TASK TO CARRY OUT
Reproduce each line from the records that holds "توافق".
Begin
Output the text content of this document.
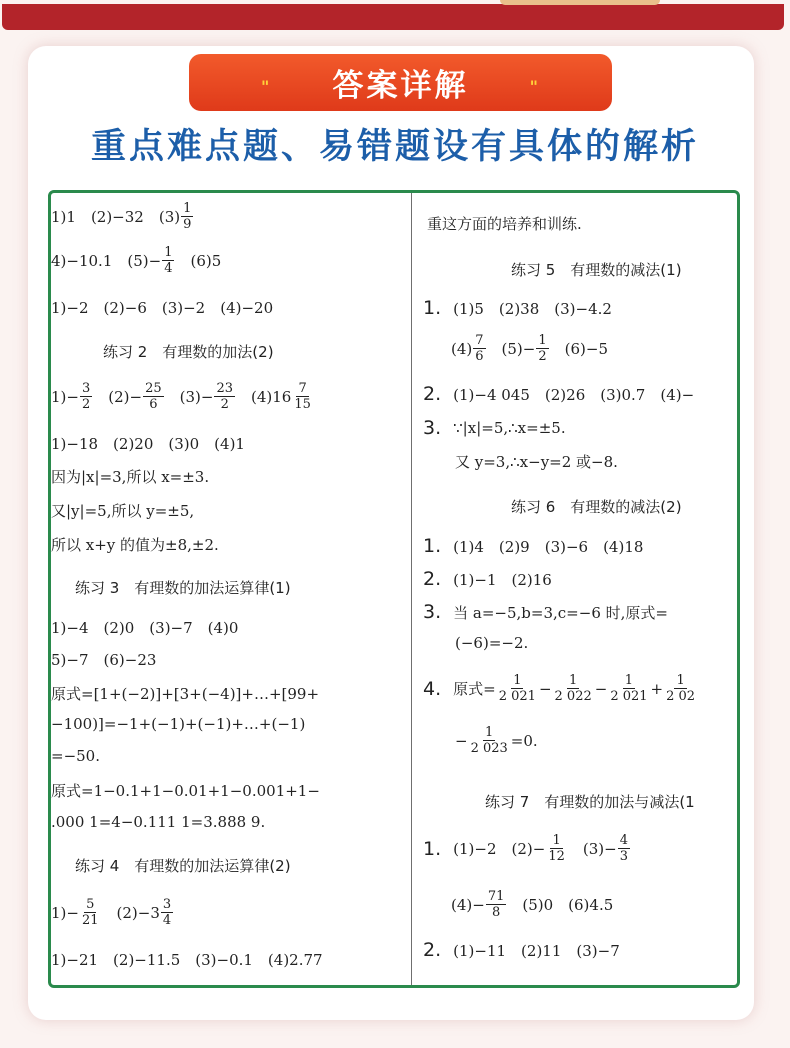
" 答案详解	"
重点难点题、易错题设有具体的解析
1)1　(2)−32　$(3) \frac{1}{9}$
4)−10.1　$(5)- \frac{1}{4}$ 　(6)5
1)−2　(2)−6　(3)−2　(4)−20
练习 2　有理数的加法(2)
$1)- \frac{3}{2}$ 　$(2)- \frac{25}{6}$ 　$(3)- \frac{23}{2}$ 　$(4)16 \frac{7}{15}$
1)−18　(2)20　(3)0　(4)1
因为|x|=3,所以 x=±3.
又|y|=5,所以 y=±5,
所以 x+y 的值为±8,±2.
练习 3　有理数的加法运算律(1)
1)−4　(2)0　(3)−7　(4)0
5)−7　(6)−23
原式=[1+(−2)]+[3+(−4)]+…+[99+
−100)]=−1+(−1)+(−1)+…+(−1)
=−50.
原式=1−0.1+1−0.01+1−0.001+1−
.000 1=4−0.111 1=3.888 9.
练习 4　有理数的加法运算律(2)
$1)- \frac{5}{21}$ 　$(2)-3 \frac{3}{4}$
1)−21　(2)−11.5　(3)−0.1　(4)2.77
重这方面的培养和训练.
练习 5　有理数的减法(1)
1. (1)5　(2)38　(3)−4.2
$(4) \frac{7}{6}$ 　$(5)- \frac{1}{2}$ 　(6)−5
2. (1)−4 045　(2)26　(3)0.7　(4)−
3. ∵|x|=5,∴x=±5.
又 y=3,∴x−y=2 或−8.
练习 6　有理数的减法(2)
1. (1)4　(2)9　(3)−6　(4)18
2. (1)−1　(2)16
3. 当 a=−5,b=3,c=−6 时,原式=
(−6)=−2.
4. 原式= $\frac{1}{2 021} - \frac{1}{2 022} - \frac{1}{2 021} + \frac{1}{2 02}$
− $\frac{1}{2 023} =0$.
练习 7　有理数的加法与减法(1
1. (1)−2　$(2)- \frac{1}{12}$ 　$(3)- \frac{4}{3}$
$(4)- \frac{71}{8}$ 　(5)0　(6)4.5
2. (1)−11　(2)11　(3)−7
End
Begin
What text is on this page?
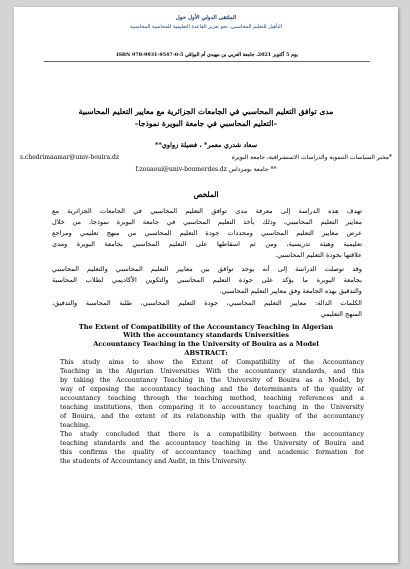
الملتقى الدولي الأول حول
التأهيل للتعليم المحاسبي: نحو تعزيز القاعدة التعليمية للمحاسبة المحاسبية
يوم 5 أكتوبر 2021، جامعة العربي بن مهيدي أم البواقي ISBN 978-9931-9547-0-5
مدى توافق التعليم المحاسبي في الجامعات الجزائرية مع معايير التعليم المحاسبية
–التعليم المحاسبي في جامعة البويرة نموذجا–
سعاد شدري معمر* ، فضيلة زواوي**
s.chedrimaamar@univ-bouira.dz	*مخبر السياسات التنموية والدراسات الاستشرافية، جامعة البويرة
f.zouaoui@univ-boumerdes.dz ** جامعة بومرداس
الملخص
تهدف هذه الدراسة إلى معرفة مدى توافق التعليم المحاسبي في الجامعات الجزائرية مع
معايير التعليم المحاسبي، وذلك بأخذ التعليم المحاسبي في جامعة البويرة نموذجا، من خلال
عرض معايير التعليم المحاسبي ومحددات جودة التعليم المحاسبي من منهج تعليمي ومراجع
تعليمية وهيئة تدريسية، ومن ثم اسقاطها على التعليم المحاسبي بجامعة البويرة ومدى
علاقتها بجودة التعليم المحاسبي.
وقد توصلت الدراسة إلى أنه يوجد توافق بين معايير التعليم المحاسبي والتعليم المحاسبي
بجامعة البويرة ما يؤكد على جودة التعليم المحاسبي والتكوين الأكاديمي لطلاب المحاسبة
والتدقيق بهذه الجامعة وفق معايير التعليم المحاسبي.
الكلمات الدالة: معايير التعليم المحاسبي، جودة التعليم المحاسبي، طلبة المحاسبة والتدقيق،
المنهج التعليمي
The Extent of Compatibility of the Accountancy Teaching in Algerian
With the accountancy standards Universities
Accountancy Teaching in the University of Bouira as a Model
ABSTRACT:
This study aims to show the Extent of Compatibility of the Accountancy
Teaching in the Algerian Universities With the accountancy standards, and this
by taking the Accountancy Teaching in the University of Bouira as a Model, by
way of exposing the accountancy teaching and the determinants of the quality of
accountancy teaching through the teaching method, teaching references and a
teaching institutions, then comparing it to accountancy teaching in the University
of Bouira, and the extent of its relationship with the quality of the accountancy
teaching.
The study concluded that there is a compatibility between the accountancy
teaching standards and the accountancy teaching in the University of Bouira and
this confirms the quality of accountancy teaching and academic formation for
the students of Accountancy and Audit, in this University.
End
THE ANSWER
مدى توافق التعليم المحاسبي في الجامعات الجزائرية مع معايير التعليم المحاسبية
تهدف هذه الدراسة إلى معرفة مدى توافق التعليم المحاسبي في الجامعات الجزائرية مع
وقد توصلت الدراسة إلى أنه يوجد توافق بين معايير التعليم المحاسبي والتعليم المحاسبي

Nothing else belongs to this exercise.